Belge bölümü:
Sanki
Demirel için yazılmış.
Evet...
Bugünlerde
Fransa'da 14 yıl Cumhurbaşkanlığı yapan François Mitterrand'dan anılar yayınlandı.
Yazarı,
Başkanlık (Elysee) Sarayı'nın Sözcüsü, Diplomatik Danışmanı ve
Genel Sekreteri, son iki yılda
Fransa Dışişleri Bakanı olan
Hubert Vedrine.
Anılarda
François Mitterrand için ilginç saptamalar var.
Örneğin...
"Elindeki tüm kartları, kim olursa olsun göstermezdi..."Demirel'in de doğasında bu özellik vardır.
Mitterrand için bir diğer saptama.
Yakın çevresini çok eski dostları ve en yakınlarıyla oluşturması... Ya da onların çocuklarıyla, yeğenleriyle...
Örneğin...
Danışmanı Nathalie Duhamel, eski Başbakan ve
Mitterrand'ın dostu
Pierre Mendes France'ın üvey kızı idi.
Demirel'in
Dışişleri Danışmanı da, diplomat
Mehmet Ali Bayar'dır.
Yıllarca
AP Genel Sekreterliği ve
milletvekilliği yapan, son
Demirel hükümetinde
Sanayi Bakanı olan
merhum Nuri Bayar'ın oğludur.
Son söz
Vedrine, Türkiye'de de bir entelektüel olarak iyi tanınan
Jacques Attali için
Mitterrand'ın şu yorumunu yansıtıyor:
"Yüzüncüsü olağanüstü olduktan sonra Jacques Attali'nin 99 tane çılgınca öneride bulunmasının bence önemi yok..." Yani danışmayı seviyor.
Ama...
Vedrine, Mitterrand'ın
"sözüne eklemediği ve ima etmek istediğiyse, seçim yapanın kendisi olduğudur" diye yazıyor.
Kitabın bir başka bölümünde
Mitterrand'ın bu özelliğini şöyle satırlarla anlatıyor:
"Tüm yaşamı boyunca François Mitterrand bireyci oldu.Başkan seçildiğinde de görüşlerini değiştirmedi.

Yapılacaklar:
1 > Mitterrand anıları üzerine yazıya göre aşağıdaki soruları yanıtlayın:
(a) François Mitterrand Fransa'da kaç yıl Cumhurbaşkanlığı yaptı?
(b) Nathalie Duhamel kimin üvey kızıydı?
(c) Mehmet Ali Bayar kimin oğludur?
2 > Mitterrand anıları üzerine yazı, Mitterrand'ın danışmayı sevdiği sonucuna neye dayanarak varıyor? Bir ile üç cümle arasında açıklayın.
3 > Mitterrand anıları üzerine yazıyı, kaldığı son cümleden sonra sürdürün.

Kaynak malzeme:

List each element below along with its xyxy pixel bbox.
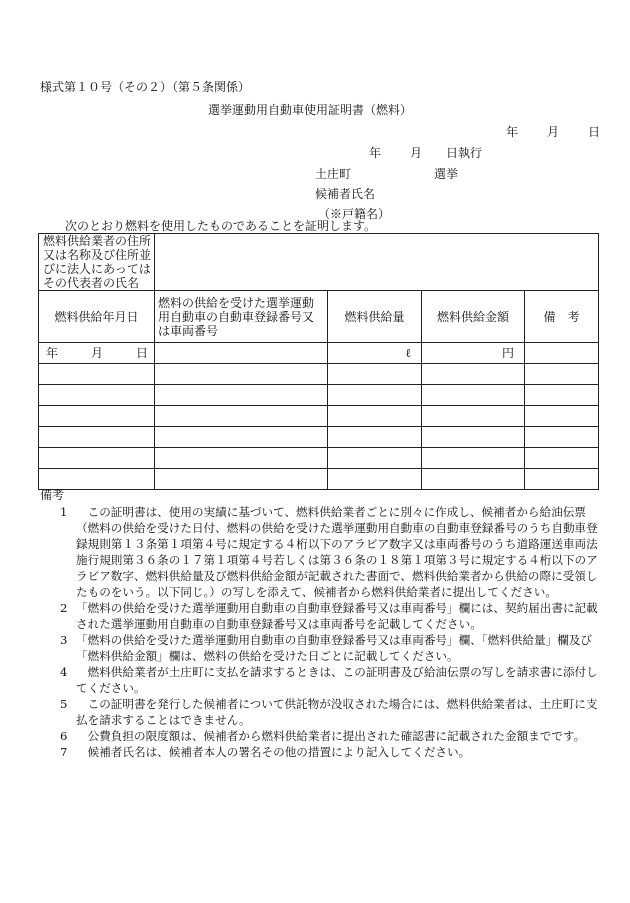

Görev yanıtları:
1 >
(a) 14 yıl.
(b) Eski Başbakan ve Mitterrand'ın dostu Pierre Mendes France'ın.
(c) Merhum Nuri Bayar'ın.

2 > Yazı bu sonuca Mitterrand'ın Jacques Attali hakkındaki yorumuna dayanarak varıyor. Mitterrand, yüzüncü öneri olağanüstü olduktan sonra Attali'nin 99 çılgınca öneride bulunmasının kendisi için önemli olmadığını söylemişti.

3 >
Tüm bilgilerin tek sahibi, düşüncelerin ve tasarıların tek hakimi olmayı, yönetimdeki gibi başkanlıktaki kararlarda da doğal olarak son sözün kendisinde kalmasını istedi."
Demirel'in de bu özelliğini kim yadsıyabilir?
Önce yavaş, giderek hızlanan ve sonunda kreşendo bir süreç içinde
Türkiye siyasetini yönlendiren mekan
Çankaya oldu.
Hukukun olanak vermediği noktalarda, kişisel deneyimleri, ilişkileri ve ağırlığıyla, son sözü söyler hale geldi.
Türkiye'de bazı duyarlı kurumlar, kamuoyuna ve siyasi partilere hatta hükümetlere mesajlarını
Cumhurbaşkanı aracılığıyla verir oldular.
Hükümetler de, o duyarlı çevrelerle ilişkilerini
- genellikle - Demirel'in diyaloğuna bıraktılar.
Çankaya, çoğu kez bir ara bölge gibiydi.
Bu konum,
Çankaya'nın
ortayol formüller üretmek ve bunları hayata geçirtmek için uyum sağlamak gibi işlevlerini oluşturdu.
Kamuoyu ve medya da bu görüntüden etkilendi.
Isparta halısı gibi
Demirel, ayrıca
Çankaya'nın duvarları arasına çekilmeyip,
yurt içinde ve
yurt dışında yoğun gezi maratonunu sürdürdü.
Daima dolu bir ajanda uyguladı.
Bütün bunlardan sonra işte
Cumhurbaşkanlığı süresi dolarken,
onun yeniden seçimi gündemde.
Aslında...
Bu görüntüler,
"Goblen" gibi değil ama yıllar içinde
"Isparta halısı" gibi dokunmuş ve işlenmiştir.
Alıcısı olacak mı?
Kamuoyu araştırmaları, siyasi parti liderlerinin söylemleri, duyarlı çevrelerde nabız atışları bu doğrultuda.
Ama...
Medyada çoğunluk ve etkin bir kesim, kamuoyunu yönlendiren bazı kurumlar, artık
"yenilik" istiyor.
Geçmişin muhasebesi yapıldığında, eksileri de sıralıyorlar.
Türkiye'nin
yeni bir isim kısırlığı içinde olmadığı inancı dile getiriliyor.
Sistemin tek bir isme endekslenmiş olmasından tedirginlik seziliyor.
Büyük çoğunluğu
"genç" olan bir toplumun ileri yaş ipoteği altına girmesi, bir çelişki olarak öne sürülmekte.
..........
Son söz:Gençlik yaşta değildir, düşüncededir.
Eski politikacı olmak önemli değil. Eskimiş düşünceleri taş plak gibi tekrarlamamak, yeni bir şeyler söyleyebilmektir.
Eyyam değil, eylem adamı olmaktır.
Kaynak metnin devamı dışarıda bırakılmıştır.